Selected text:
Strange issue with ifx compiler and '-assume recursion'

I’ve discovered this issue while trying to get some C and Fortran code to interop.

Essentially when using an internal procedure I get problems with ifx when using the ‘-assume recursion’ flag. I’ve made a minimally reproducible example here: Compiler Explorer

It compiles on 2023.2 and 2024, but has some runtime problems (it hangs, but in some test cases with certain compile flags I can get it to segfault). With 2023.0 and 2023.1 the compiler straight up crashes when trying to compile this.

Changing the location of the call to C_F_PROCPOINTER resolves the issue, but creates a separate issue in ifort (Problem with ifort compiler and type(C_PTR) - #6 by zaikunzhang).

Given that it crashes during compilation on 2023.0 and 2023.1 I’m guessing this is a compiler bug, but I’d appreciate it if anyone had any insight on this matter.

A different way to trigger this is by adding the recursive attribute to the subroutine. (Which AFAIK is the default since Fortran 2018). If you add the non_recursive attribute to the subroutine it works with all major versions of ifx (the source attribute appears to have precedence over the -assume recursion compiler flag).

You’re right that it’s the default in the 2018 standard, but Intel Fortran does not default to that unless you ask for -standard-semantics. I was very put out when I learned this.

Quoting @greenrongreen in another thread:

Admittedly, it doesn’t help in this situation, as it still crashes with even with 2024.0.

I’ve managed to find a few leads. The first thing I did was to eliminate every line I could, but would still lead to a segmentation fault:

! recursion.F90
!
module mymodule_mod
    use, intrinsic :: iso_c_binding
    implicit none
    private
    public :: callback_wrapper
    abstract interface
        subroutine callback() bind(c)
        end subroutine callback
    end interface
contains
#if RECURSION
    recursive subroutine callback_wrapper(callback_ptr)
#else
    subroutine callback_wrapper(callback_ptr)
#endif
        type(c_funptr), value :: callback_ptr
        procedure(callback), pointer :: callback_procedure
        call c_f_procpointer(callback_ptr, callback_procedure)

What you will do:
According to the ifx recursion thread above, which ifx versions crash during compilation of the example?

Supplied data:

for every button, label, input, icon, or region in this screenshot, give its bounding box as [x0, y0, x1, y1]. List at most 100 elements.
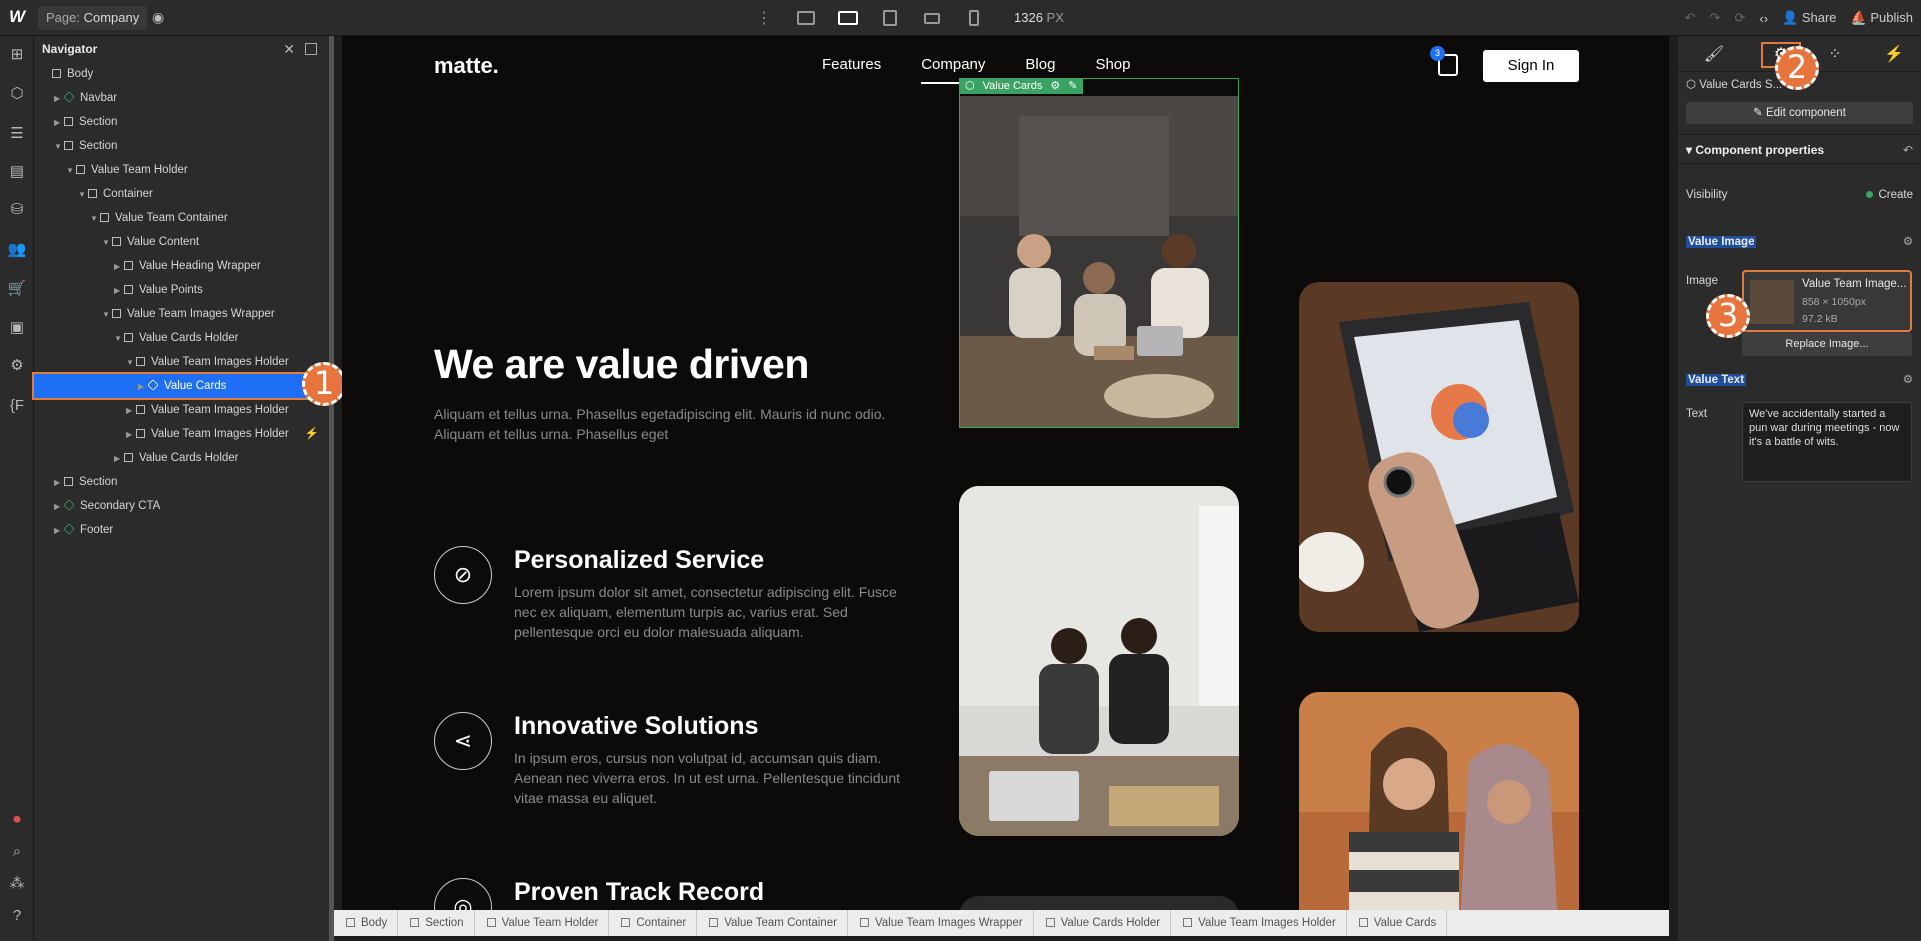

Output for this task:
Versions 2023.0 and 2023.1.